**Data entries:**
▼

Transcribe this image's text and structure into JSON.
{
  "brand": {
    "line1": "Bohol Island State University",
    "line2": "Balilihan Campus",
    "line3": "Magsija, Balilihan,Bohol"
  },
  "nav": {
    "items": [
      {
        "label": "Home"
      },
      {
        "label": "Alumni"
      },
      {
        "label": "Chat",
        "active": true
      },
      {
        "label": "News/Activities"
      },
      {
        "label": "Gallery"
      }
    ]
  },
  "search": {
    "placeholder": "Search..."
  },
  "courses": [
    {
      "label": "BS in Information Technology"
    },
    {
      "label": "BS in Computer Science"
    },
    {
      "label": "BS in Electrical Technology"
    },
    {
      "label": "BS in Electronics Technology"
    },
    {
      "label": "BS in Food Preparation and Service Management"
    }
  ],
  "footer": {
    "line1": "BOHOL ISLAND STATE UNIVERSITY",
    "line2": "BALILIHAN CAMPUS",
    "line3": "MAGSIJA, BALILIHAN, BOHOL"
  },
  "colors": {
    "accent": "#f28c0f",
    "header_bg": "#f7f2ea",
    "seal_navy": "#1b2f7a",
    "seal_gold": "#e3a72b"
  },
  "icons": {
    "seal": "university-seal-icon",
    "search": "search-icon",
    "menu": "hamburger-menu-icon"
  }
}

▲

Search the records for the string "Technology" and return every line in which it occurs.

**RESULT:**
      "label": "BS in Information Technology"
      "label": "BS in Electrical Technology"
      "label": "BS in Electronics Technology"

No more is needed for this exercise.